* **Directions**
Output every line below without omitting or altering anything.

Extracted data entries:

::::::::::

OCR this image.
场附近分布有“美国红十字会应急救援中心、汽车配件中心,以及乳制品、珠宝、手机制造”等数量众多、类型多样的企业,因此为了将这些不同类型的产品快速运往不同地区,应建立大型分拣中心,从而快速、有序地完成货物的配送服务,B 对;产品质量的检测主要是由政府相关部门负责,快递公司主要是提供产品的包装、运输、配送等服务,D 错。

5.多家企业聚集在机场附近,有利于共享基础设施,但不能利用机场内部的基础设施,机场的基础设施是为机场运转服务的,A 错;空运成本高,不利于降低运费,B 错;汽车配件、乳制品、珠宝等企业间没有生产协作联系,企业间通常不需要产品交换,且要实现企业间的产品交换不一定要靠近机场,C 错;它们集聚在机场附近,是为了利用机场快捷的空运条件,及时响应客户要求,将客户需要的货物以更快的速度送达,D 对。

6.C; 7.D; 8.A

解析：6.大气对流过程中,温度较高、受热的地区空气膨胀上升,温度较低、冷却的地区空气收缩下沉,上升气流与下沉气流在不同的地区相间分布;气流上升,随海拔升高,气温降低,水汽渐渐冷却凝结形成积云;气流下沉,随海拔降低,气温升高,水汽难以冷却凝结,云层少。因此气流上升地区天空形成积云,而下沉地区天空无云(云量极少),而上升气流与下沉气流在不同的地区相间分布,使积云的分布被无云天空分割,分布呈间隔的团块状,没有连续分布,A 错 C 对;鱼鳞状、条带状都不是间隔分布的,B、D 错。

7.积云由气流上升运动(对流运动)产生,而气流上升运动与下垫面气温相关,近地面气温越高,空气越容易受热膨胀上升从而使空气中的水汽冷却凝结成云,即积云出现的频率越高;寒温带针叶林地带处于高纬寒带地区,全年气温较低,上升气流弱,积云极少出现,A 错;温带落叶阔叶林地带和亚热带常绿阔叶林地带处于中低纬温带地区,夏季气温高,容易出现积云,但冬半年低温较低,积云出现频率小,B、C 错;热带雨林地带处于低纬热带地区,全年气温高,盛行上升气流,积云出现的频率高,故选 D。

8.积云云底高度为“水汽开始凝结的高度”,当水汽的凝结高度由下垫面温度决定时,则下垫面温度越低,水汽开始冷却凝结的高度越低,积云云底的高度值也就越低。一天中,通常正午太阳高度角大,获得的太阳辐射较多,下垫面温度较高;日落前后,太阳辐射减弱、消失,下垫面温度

::::::::::

* **Result for this exercise**
OCR this image.
场附近分布有“美国红十字会应急救援中心、汽车配件中心,以及乳制品、珠宝、手机制造”等数量众多、类型多样的企业,因此为了将这些不同类型的产品快速运往不同地区,应建立大型分拣中心,从而快速、有序地完成货物的配送服务,B 对;产品质量的检测主要是由政府相关部门负责,快递公司主要是提供产品的包装、运输、配送等服务,D 错。

5.多家企业聚集在机场附近,有利于共享基础设施,但不能利用机场内部的基础设施,机场的基础设施是为机场运转服务的,A 错;空运成本高,不利于降低运费,B 错;汽车配件、乳制品、珠宝等企业间没有生产协作联系,企业间通常不需要产品交换,且要实现企业间的产品交换不一定要靠近机场,C 错;它们集聚在机场附近,是为了利用机场快捷的空运条件,及时响应客户要求,将客户需要的货物以更快的速度送达,D 对。

6.C; 7.D; 8.A

解析：6.大气对流过程中,温度较高、受热的地区空气膨胀上升,温度较低、冷却的地区空气收缩下沉,上升气流与下沉气流在不同的地区相间分布;气流上升,随海拔升高,气温降低,水汽渐渐冷却凝结形成积云;气流下沉,随海拔降低,气温升高,水汽难以冷却凝结,云层少。因此气流上升地区天空形成积云,而下沉地区天空无云(云量极少),而上升气流与下沉气流在不同的地区相间分布,使积云的分布被无云天空分割,分布呈间隔的团块状,没有连续分布,A 错 C 对;鱼鳞状、条带状都不是间隔分布的,B、D 错。

7.积云由气流上升运动(对流运动)产生,而气流上升运动与下垫面气温相关,近地面气温越高,空气越容易受热膨胀上升从而使空气中的水汽冷却凝结成云,即积云出现的频率越高;寒温带针叶林地带处于高纬寒带地区,全年气温较低,上升气流弱,积云极少出现,A 错;温带落叶阔叶林地带和亚热带常绿阔叶林地带处于中低纬温带地区,夏季气温高,容易出现积云,但冬半年低温较低,积云出现频率小,B、C 错;热带雨林地带处于低纬热带地区,全年气温高,盛行上升气流,积云出现的频率高,故选 D。

8.积云云底高度为“水汽开始凝结的高度”,当水汽的凝结高度由下垫面温度决定时,则下垫面温度越低,水汽开始冷却凝结的高度越低,积云云底的高度值也就越低。一天中,通常正午太阳高度角大,获得的太阳辐射较多,下垫面温度较高;日落前后,太阳辐射减弱、消失,下垫面温度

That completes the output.